===== DATA IN THIS EXERCISE
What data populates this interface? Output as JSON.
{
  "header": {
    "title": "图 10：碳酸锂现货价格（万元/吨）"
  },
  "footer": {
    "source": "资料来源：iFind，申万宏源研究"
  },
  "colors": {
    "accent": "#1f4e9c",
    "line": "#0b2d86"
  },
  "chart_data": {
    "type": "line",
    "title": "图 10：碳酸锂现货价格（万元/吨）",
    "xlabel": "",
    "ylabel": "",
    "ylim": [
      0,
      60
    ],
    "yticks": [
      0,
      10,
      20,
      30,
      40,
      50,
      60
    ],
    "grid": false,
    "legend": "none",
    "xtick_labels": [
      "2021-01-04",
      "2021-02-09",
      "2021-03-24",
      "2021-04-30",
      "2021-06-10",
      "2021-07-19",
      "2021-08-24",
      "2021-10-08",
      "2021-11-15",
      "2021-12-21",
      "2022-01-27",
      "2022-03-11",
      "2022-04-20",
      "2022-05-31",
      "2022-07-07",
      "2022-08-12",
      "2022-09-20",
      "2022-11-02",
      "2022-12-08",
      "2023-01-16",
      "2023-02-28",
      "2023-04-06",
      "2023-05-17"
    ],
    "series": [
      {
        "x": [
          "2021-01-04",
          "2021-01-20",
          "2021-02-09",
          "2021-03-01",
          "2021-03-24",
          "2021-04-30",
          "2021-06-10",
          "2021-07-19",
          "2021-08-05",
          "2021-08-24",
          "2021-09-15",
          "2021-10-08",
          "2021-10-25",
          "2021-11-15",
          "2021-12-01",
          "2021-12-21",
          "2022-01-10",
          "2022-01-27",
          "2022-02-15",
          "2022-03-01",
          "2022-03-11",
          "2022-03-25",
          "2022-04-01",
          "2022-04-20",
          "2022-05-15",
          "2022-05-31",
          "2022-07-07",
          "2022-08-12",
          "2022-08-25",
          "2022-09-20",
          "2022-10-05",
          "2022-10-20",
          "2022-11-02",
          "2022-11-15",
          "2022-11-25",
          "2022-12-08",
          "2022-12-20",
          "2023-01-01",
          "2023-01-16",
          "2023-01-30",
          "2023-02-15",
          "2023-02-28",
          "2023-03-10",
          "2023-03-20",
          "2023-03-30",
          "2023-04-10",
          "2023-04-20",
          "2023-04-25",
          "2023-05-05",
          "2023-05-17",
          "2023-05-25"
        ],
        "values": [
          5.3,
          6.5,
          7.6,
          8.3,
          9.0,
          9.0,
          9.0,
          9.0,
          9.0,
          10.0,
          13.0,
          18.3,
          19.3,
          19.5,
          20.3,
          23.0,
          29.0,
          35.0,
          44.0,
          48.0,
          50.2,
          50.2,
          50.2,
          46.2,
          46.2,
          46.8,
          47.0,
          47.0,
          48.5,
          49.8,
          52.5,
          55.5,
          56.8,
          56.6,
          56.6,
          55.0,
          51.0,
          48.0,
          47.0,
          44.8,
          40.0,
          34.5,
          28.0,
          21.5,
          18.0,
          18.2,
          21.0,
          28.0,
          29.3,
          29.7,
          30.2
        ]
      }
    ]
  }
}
==========
**TASK STATEMENT**
Among the entries, how many lines include the word "title"? Answer with a single number and nothing further.

**SOLUTION TO THIS EXERCISE**
2